→ **Exercise materials**:
+++
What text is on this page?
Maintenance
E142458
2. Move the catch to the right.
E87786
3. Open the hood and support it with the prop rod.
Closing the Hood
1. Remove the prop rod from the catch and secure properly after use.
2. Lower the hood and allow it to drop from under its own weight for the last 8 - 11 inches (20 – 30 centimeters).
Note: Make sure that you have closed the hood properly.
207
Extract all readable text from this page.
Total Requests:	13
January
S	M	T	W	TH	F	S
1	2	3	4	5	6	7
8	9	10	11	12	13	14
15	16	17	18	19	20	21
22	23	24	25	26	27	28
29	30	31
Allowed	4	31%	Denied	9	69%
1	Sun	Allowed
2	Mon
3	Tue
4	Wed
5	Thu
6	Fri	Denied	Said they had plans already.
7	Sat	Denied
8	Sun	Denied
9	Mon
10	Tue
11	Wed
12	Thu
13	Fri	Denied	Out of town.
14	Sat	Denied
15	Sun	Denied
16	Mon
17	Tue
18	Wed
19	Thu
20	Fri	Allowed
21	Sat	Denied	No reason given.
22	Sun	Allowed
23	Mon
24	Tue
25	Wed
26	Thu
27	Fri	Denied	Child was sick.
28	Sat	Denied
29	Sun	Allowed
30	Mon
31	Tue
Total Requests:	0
+++
→ **Direction**:
Write out the material from the first line to the last, exactly.

→ **Task output**:
What text is on this page?
Maintenance
E142458
2. Move the catch to the right.
E87786
3. Open the hood and support it with the prop rod.
Closing the Hood
1. Remove the prop rod from the catch and secure properly after use.
2. Lower the hood and allow it to drop from under its own weight for the last 8 - 11 inches (20 – 30 centimeters).
Note: Make sure that you have closed the hood properly.
207
Extract all readable text from this page.
Total Requests:	13
January
S	M	T	W	TH	F	S
1	2	3	4	5	6	7
8	9	10	11	12	13	14
15	16	17	18	19	20	21
22	23	24	25	26	27	28
29	30	31
Allowed	4	31%	Denied	9	69%
1	Sun	Allowed
2	Mon
3	Tue
4	Wed
5	Thu
6	Fri	Denied	Said they had plans already.
7	Sat	Denied
8	Sun	Denied
9	Mon
10	Tue
11	Wed
12	Thu
13	Fri	Denied	Out of town.
14	Sat	Denied
15	Sun	Denied
16	Mon
17	Tue
18	Wed
19	Thu
20	Fri	Allowed
21	Sat	Denied	No reason given.
22	Sun	Allowed
23	Mon
24	Tue
25	Wed
26	Thu
27	Fri	Denied	Child was sick.
28	Sat	Denied
29	Sun	Allowed
30	Mon
31	Tue
Total Requests:	0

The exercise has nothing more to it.